Saved data entries:
= = = = =
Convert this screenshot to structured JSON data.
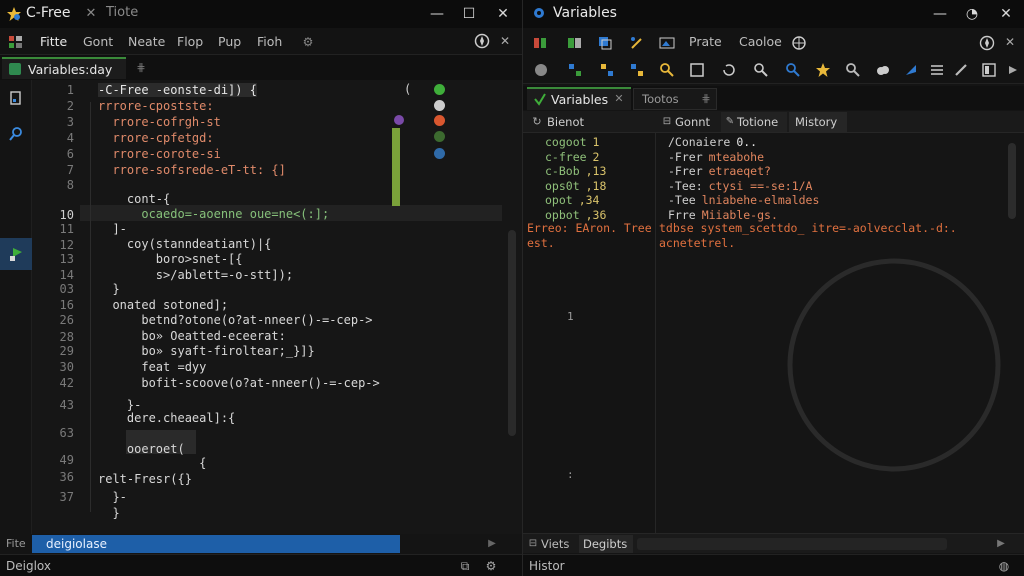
{
  "left": {
    "title": "C-Free",
    "second_title": "Tiote",
    "menu": [
      "Fitte",
      "Gont",
      "Neate",
      "Flop",
      "Pup",
      "Fioh"
    ],
    "tab_label": "Variables:day",
    "status_left": "Fite",
    "status_tab": "deigiolase",
    "bottom_label": "Deiglox",
    "line_numbers": [
      "1",
      "2",
      "3",
      "4",
      "6",
      "7",
      "8",
      "10",
      "11",
      "12",
      "13",
      "14",
      "03",
      "16",
      "26",
      "28",
      "29",
      "30",
      "42",
      "43",
      "63",
      "49",
      "36",
      "37"
    ],
    "code": [
      "-C-Free -eonste-di]) {",
      "rrrore-cpostste:",
      "  rrore-cofrgh-st",
      "  rrore-cpfetgd:",
      "  rrore-corote-si",
      "  rrore-sofsrede-eT-tt: {]",
      "",
      "    cont-{",
      "      ocaedo=-aoenne oue=ne<(:];",
      "  ]-",
      "    coy(stanndeatiant)|{",
      "        boro>snet-[{",
      "        s>/ablett=-o-stt]);",
      "  }",
      "  onated sotoned];",
      "      betnd?otone(o?at-nneer()-=-cep->",
      "      bo» Oeatted-eceerat:",
      "      bo» syaft-firoltear;_}]}",
      "      feat =dyy",
      "      bofit-scoove(o?at-nneer()-=-cep->",
      "    }-",
      "    dere.cheaeal]:{",
      "",
      "    ooeroet(",
      "              {",
      "relt-Fresr({}",
      "  }-",
      "  }"
    ]
  },
  "right": {
    "title": "Variables",
    "toolbar1_label_a": "Prate",
    "toolbar1_label_b": "Caoloe",
    "tab_active": "Variables",
    "tab_other": "Tootos",
    "pane_left_header": "Bienot",
    "pane_right_headers": [
      "Gonnt",
      "Totione",
      "Mistory"
    ],
    "vars": [
      {
        "name": "cogoot",
        "value": "1"
      },
      {
        "name": "c-free",
        "value": "2"
      },
      {
        "name": "c-Bob",
        "value": ",13"
      },
      {
        "name": "ops0t",
        "value": ",18"
      },
      {
        "name": "opot",
        "value": ",34"
      },
      {
        "name": "opbot",
        "value": ",36"
      }
    ],
    "history": [
      {
        "prefix": "/Conaiere",
        "value": "0.."
      },
      {
        "prefix": "-Frer",
        "value": "mteabohe"
      },
      {
        "prefix": "-Frer",
        "value": "etraeqet?"
      },
      {
        "prefix": "-Tee:",
        "value": "ctysi ==-se:1/A"
      },
      {
        "prefix": "-Tee",
        "value": "lniabehe-elmaldes"
      },
      {
        "prefix": "Frre",
        "value": "Miiable-gs."
      }
    ],
    "error_line1_left": "Erreo: EAron. Tree",
    "error_line1_right": "tdbse system_scettdo_ itre=-aolvecclat.-d:.",
    "error_line2_left": "est.",
    "error_line2_right": "acnetetrel.",
    "marker_a": "1",
    "marker_b": ":",
    "bottom_tab_a": "Viets",
    "bottom_tab_b": "Degibts",
    "status": "Histor"
  },
  "colors": {
    "accent_blue": "#1e5fa8",
    "green_marker": "#3fae3a",
    "red_marker": "#d9572f",
    "gray_marker": "#cccccc"
  }
}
= = = = =
TASK OBJECTIVE:
How many lines in the listing above contain the string "Variables"? Answer with the number only.

THE REPLY:
3